Out of the lines below, please list those that hold the string "screenshot".
— START OF DATA SUPPLIED —
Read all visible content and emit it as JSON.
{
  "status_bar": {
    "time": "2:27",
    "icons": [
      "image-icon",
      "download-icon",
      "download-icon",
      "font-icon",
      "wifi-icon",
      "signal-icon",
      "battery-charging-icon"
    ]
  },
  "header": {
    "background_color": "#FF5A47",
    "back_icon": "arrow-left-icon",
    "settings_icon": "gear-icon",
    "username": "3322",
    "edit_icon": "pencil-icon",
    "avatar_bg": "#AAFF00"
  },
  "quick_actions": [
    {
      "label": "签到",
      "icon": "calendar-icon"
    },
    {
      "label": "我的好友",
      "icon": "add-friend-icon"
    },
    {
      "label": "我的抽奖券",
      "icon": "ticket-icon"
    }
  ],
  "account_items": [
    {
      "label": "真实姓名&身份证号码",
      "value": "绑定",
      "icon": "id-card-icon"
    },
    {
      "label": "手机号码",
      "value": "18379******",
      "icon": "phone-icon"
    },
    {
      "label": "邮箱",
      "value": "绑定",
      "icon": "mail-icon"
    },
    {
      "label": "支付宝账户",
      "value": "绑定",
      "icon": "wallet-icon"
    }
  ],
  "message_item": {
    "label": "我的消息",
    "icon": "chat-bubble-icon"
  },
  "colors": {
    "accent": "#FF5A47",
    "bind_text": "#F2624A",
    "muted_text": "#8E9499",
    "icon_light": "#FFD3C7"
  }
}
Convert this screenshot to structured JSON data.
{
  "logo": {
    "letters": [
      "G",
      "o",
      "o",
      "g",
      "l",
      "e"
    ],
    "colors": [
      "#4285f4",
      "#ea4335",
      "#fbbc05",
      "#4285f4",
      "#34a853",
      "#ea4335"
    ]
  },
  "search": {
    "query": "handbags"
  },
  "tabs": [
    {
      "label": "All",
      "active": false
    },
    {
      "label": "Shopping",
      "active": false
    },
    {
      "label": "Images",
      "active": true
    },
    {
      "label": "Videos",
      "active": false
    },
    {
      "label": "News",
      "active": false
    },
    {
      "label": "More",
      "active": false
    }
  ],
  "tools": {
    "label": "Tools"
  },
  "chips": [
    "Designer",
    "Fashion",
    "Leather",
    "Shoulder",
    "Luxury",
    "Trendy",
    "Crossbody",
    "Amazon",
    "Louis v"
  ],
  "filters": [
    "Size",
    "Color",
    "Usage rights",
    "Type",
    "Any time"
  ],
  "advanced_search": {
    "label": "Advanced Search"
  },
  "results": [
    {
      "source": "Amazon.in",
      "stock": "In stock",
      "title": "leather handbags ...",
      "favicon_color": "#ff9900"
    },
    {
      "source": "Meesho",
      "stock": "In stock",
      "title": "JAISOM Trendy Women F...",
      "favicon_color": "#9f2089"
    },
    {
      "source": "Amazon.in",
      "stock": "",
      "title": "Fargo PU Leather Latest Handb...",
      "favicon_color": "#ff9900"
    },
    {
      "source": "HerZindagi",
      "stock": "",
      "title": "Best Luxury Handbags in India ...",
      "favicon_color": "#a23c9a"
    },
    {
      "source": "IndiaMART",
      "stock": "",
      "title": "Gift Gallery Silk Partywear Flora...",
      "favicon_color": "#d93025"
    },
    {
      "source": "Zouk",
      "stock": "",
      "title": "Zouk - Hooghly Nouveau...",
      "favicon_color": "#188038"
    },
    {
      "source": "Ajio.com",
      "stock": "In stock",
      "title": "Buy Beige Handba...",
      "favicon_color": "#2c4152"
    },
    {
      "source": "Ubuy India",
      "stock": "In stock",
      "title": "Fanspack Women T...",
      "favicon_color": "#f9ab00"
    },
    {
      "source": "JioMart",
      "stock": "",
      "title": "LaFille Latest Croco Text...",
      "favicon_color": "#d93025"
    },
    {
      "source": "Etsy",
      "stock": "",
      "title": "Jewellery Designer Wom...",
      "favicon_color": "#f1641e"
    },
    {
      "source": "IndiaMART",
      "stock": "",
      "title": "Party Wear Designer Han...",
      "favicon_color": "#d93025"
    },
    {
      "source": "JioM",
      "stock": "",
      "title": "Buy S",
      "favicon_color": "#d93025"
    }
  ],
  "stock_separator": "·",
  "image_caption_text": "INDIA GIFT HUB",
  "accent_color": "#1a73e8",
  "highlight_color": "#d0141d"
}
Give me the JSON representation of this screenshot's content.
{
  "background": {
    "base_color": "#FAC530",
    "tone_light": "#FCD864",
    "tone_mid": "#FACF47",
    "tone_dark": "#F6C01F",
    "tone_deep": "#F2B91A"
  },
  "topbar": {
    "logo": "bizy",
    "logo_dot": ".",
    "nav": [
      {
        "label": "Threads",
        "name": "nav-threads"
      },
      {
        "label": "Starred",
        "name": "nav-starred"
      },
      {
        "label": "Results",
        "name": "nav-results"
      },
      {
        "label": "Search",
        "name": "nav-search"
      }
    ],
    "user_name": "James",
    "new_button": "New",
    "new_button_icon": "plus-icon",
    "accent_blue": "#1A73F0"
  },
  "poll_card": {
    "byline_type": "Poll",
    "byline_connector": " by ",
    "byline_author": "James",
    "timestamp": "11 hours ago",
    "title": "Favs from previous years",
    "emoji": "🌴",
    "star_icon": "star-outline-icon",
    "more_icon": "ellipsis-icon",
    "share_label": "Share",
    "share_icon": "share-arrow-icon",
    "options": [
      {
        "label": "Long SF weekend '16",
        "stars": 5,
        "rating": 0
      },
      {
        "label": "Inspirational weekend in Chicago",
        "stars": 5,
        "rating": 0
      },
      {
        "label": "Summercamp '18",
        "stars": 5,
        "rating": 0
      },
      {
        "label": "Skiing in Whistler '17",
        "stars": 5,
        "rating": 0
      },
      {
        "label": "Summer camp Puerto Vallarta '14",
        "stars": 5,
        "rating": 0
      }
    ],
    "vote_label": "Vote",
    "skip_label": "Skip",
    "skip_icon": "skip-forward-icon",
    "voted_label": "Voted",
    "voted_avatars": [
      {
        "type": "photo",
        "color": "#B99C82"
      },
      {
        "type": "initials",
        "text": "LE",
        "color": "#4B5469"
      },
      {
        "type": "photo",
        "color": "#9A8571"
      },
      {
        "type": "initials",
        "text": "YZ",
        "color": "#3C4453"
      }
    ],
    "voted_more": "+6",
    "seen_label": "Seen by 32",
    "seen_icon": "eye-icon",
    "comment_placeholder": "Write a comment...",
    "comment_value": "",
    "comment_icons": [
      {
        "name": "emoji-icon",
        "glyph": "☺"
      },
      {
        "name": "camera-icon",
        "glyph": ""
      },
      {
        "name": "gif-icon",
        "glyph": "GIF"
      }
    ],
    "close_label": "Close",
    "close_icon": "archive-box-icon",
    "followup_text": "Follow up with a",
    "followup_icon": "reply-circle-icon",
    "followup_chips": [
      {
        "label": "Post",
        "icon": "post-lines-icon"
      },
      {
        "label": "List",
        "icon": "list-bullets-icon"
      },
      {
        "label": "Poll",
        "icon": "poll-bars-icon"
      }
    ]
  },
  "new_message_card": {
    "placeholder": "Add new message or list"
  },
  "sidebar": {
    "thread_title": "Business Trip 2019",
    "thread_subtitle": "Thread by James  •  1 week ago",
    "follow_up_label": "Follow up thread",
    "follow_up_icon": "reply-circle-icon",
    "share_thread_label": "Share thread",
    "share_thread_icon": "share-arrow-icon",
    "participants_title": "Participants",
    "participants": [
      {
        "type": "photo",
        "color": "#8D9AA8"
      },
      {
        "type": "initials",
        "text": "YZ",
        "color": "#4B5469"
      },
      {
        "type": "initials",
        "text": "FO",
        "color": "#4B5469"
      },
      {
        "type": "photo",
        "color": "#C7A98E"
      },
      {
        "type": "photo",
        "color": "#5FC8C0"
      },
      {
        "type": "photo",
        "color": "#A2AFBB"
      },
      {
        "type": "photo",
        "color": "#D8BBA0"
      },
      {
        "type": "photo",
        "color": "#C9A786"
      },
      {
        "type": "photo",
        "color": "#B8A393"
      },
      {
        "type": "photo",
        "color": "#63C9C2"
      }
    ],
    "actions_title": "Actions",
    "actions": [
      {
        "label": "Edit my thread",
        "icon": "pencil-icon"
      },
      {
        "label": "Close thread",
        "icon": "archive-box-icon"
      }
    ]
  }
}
— END OF DATA SUPPLIED —
» **RESULT FOR THIS EXERCISE**:
Convert this screenshot to structured JSON data.
Give me the JSON representation of this screenshot's content.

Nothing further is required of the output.